> **DO THIS**:
Exclude all pictures, then copy each of the records exactly as written.

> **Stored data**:
──────
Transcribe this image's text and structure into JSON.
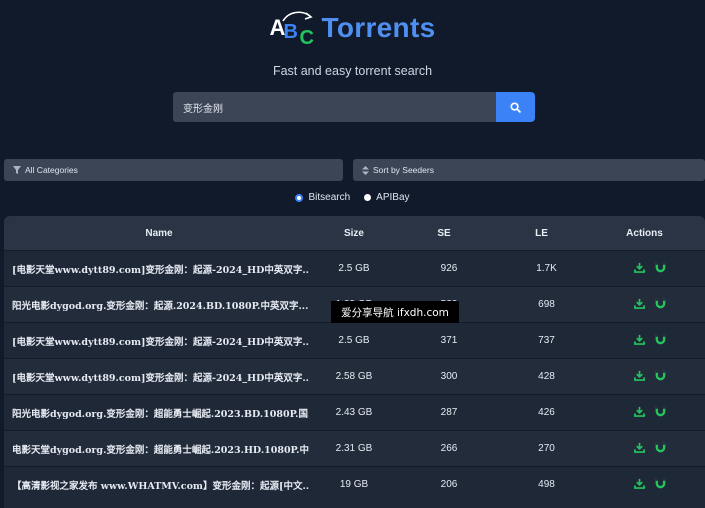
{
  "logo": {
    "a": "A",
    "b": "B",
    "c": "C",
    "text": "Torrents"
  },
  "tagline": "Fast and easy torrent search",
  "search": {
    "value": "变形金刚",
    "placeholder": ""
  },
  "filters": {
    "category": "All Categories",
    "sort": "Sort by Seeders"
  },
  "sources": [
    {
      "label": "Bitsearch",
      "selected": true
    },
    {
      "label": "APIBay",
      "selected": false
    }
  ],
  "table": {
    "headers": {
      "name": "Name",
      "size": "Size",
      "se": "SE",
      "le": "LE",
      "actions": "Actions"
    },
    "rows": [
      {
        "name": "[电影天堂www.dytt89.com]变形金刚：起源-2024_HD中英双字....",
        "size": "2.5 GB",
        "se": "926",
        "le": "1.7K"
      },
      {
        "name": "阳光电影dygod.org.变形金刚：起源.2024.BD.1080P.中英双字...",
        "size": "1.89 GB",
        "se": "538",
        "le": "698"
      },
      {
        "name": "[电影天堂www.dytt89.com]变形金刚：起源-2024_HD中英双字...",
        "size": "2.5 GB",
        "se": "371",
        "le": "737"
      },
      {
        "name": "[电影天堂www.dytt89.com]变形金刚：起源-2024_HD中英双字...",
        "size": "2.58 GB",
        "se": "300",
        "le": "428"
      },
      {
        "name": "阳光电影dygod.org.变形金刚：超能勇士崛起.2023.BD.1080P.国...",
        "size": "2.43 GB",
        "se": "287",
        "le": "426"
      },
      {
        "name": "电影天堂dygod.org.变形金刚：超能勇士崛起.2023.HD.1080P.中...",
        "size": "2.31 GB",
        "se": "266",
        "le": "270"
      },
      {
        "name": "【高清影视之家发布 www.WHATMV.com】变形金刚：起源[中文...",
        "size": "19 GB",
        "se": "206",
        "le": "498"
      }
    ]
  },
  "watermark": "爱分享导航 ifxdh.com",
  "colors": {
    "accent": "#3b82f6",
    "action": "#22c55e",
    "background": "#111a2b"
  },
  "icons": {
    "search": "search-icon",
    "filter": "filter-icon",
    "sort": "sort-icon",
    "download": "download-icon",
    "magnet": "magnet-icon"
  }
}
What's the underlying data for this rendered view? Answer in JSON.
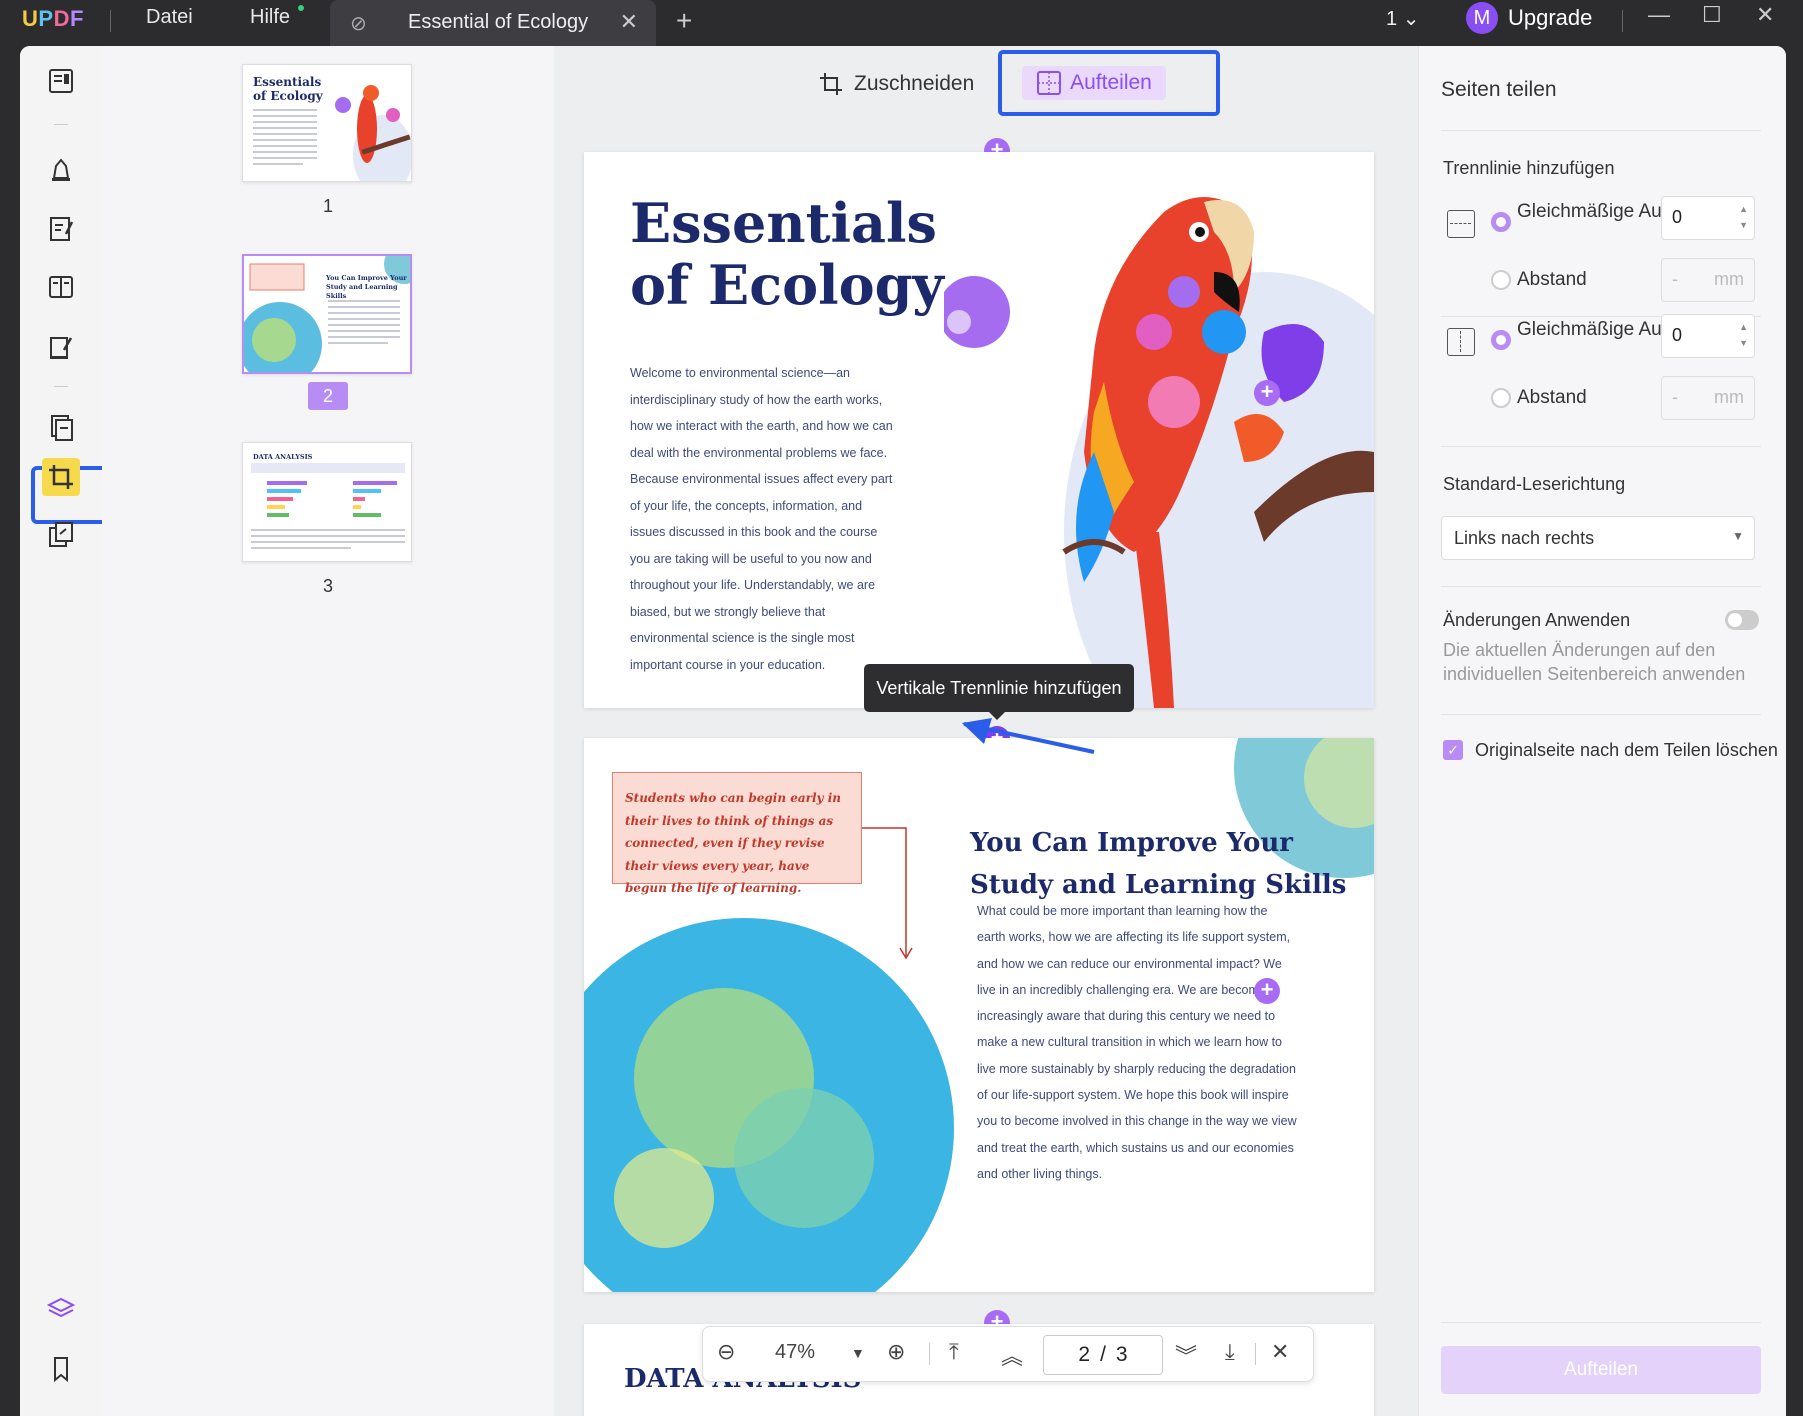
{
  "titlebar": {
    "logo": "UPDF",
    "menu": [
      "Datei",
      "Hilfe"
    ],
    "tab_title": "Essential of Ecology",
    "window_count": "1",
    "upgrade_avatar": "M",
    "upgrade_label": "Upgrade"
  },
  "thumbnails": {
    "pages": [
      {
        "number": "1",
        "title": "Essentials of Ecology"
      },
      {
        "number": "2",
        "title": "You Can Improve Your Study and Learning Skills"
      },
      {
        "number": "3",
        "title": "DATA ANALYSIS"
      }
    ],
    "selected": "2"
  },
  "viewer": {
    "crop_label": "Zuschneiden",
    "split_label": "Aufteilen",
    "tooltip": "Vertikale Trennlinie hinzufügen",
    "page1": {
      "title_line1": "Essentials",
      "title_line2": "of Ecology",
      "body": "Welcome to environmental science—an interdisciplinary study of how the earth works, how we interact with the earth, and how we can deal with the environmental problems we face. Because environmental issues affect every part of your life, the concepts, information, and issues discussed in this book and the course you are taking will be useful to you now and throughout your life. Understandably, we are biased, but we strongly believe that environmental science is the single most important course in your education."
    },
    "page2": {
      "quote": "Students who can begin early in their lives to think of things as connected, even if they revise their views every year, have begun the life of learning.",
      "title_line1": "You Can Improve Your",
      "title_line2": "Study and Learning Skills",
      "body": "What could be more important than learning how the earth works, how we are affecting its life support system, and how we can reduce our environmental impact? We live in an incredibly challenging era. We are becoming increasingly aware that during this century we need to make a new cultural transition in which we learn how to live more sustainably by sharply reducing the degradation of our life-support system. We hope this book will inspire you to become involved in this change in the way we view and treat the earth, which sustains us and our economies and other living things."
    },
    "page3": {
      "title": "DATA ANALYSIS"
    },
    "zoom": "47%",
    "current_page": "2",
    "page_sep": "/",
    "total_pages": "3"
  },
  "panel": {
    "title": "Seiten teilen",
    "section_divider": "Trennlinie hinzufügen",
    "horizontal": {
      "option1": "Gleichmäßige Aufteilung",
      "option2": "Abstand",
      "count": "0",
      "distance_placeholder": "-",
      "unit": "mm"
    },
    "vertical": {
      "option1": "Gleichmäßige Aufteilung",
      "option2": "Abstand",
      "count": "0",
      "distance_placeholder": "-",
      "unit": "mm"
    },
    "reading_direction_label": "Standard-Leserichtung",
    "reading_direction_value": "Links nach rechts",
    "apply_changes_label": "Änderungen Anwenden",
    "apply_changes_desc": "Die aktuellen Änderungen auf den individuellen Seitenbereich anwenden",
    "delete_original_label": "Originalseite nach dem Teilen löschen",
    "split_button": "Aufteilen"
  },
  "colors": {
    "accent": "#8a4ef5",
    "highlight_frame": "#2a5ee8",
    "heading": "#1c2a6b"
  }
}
──────
> **TASK ANSWER**:
Transcribe this image's text and structure into JSON.
{
  "logo": {
    "a": "A",
    "b": "B",
    "c": "C",
    "text": "Torrents"
  },
  "tagline": "Fast and easy torrent search",
  "search": {
    "value": "变形金刚",
    "placeholder": ""
  },
  "filters": {
    "category": "All Categories",
    "sort": "Sort by Seeders"
  },
  "sources": [
    {
      "label": "Bitsearch",
      "selected": true
    },
    {
      "label": "APIBay",
      "selected": false
    }
  ],
  "table": {
    "headers": {
      "name": "Name",
      "size": "Size",
      "se": "SE",
      "le": "LE",
      "actions": "Actions"
    },
    "rows": [
      {
        "name": "[电影天堂www.dytt89.com]变形金刚：起源-2024_HD中英双字....",
        "size": "2.5 GB",
        "se": "926",
        "le": "1.7K"
      },
      {
        "name": "阳光电影dygod.org.变形金刚：起源.2024.BD.1080P.中英双字...",
        "size": "1.89 GB",
        "se": "538",
        "le": "698"
      },
      {
        "name": "[电影天堂www.dytt89.com]变形金刚：起源-2024_HD中英双字...",
        "size": "2.5 GB",
        "se": "371",
        "le": "737"
      },
      {
        "name": "[电影天堂www.dytt89.com]变形金刚：起源-2024_HD中英双字...",
        "size": "2.58 GB",
        "se": "300",
        "le": "428"
      },
      {
        "name": "阳光电影dygod.org.变形金刚：超能勇士崛起.2023.BD.1080P.国...",
        "size": "2.43 GB",
        "se": "287",
        "le": "426"
      },
      {
        "name": "电影天堂dygod.org.变形金刚：超能勇士崛起.2023.HD.1080P.中...",
        "size": "2.31 GB",
        "se": "266",
        "le": "270"
      },
      {
        "name": "【高清影视之家发布 www.WHATMV.com】变形金刚：起源[中文...",
        "size": "19 GB",
        "se": "206",
        "le": "498"
      }
    ]
  },
  "watermark": "爱分享导航 ifxdh.com",
  "colors": {
    "accent": "#3b82f6",
    "action": "#22c55e",
    "background": "#111a2b"
  },
  "icons": {
    "search": "search-icon",
    "filter": "filter-icon",
    "sort": "sort-icon",
    "download": "download-icon",
    "magnet": "magnet-icon"
  }
}
What's the underlying data for this rendered view? Answer in JSON.
{
  "titlebar": {
    "logo": "UPDF",
    "menu": [
      "Datei",
      "Hilfe"
    ],
    "tab_title": "Essential of Ecology",
    "window_count": "1",
    "upgrade_avatar": "M",
    "upgrade_label": "Upgrade"
  },
  "thumbnails": {
    "pages": [
      {
        "number": "1",
        "title": "Essentials of Ecology"
      },
      {
        "number": "2",
        "title": "You Can Improve Your Study and Learning Skills"
      },
      {
        "number": "3",
        "title": "DATA ANALYSIS"
      }
    ],
    "selected": "2"
  },
  "viewer": {
    "crop_label": "Zuschneiden",
    "split_label": "Aufteilen",
    "tooltip": "Vertikale Trennlinie hinzufügen",
    "page1": {
      "title_line1": "Essentials",
      "title_line2": "of Ecology",
      "body": "Welcome to environmental science—an interdisciplinary study of how the earth works, how we interact with the earth, and how we can deal with the environmental problems we face. Because environmental issues affect every part of your life, the concepts, information, and issues discussed in this book and the course you are taking will be useful to you now and throughout your life. Understandably, we are biased, but we strongly believe that environmental science is the single most important course in your education."
    },
    "page2": {
      "quote": "Students who can begin early in their lives to think of things as connected, even if they revise their views every year, have begun the life of learning.",
      "title_line1": "You Can Improve Your",
      "title_line2": "Study and Learning Skills",
      "body": "What could be more important than learning how the earth works, how we are affecting its life support system, and how we can reduce our environmental impact? We live in an incredibly challenging era. We are becoming increasingly aware that during this century we need to make a new cultural transition in which we learn how to live more sustainably by sharply reducing the degradation of our life-support system. We hope this book will inspire you to become involved in this change in the way we view and treat the earth, which sustains us and our economies and other living things."
    },
    "page3": {
      "title": "DATA ANALYSIS"
    },
    "zoom": "47%",
    "current_page": "2",
    "page_sep": "/",
    "total_pages": "3"
  },
  "panel": {
    "title": "Seiten teilen",
    "section_divider": "Trennlinie hinzufügen",
    "horizontal": {
      "option1": "Gleichmäßige Aufteilung",
      "option2": "Abstand",
      "count": "0",
      "distance_placeholder": "-",
      "unit": "mm"
    },
    "vertical": {
      "option1": "Gleichmäßige Aufteilung",
      "option2": "Abstand",
      "count": "0",
      "distance_placeholder": "-",
      "unit": "mm"
    },
    "reading_direction_label": "Standard-Leserichtung",
    "reading_direction_value": "Links nach rechts",
    "apply_changes_label": "Änderungen Anwenden",
    "apply_changes_desc": "Die aktuellen Änderungen auf den individuellen Seitenbereich anwenden",
    "delete_original_label": "Originalseite nach dem Teilen löschen",
    "split_button": "Aufteilen"
  },
  "colors": {
    "accent": "#8a4ef5",
    "highlight_frame": "#2a5ee8",
    "heading": "#1c2a6b"
  }
}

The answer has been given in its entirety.